▸ Written instruction
Return each line of the records holding the string "Rarb".

▸ Input records
______

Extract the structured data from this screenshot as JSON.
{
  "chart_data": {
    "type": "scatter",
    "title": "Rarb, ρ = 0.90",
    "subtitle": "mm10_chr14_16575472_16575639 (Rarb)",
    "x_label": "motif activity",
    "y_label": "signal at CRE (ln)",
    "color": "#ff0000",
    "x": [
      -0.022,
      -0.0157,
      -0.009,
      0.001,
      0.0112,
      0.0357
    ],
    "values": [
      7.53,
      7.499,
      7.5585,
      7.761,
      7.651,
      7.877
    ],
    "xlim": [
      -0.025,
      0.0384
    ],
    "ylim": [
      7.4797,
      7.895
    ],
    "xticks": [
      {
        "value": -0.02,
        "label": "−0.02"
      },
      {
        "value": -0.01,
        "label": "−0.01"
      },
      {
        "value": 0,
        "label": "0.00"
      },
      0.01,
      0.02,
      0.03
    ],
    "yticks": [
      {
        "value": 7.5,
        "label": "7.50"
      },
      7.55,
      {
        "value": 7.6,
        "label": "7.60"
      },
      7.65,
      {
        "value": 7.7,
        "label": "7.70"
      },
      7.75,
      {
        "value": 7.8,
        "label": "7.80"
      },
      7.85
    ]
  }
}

______

▸ Output of the task
    "title": "Rarb, ρ = 0.90",
    "subtitle": "mm10_chr14_16575472_16575639 (Rarb)",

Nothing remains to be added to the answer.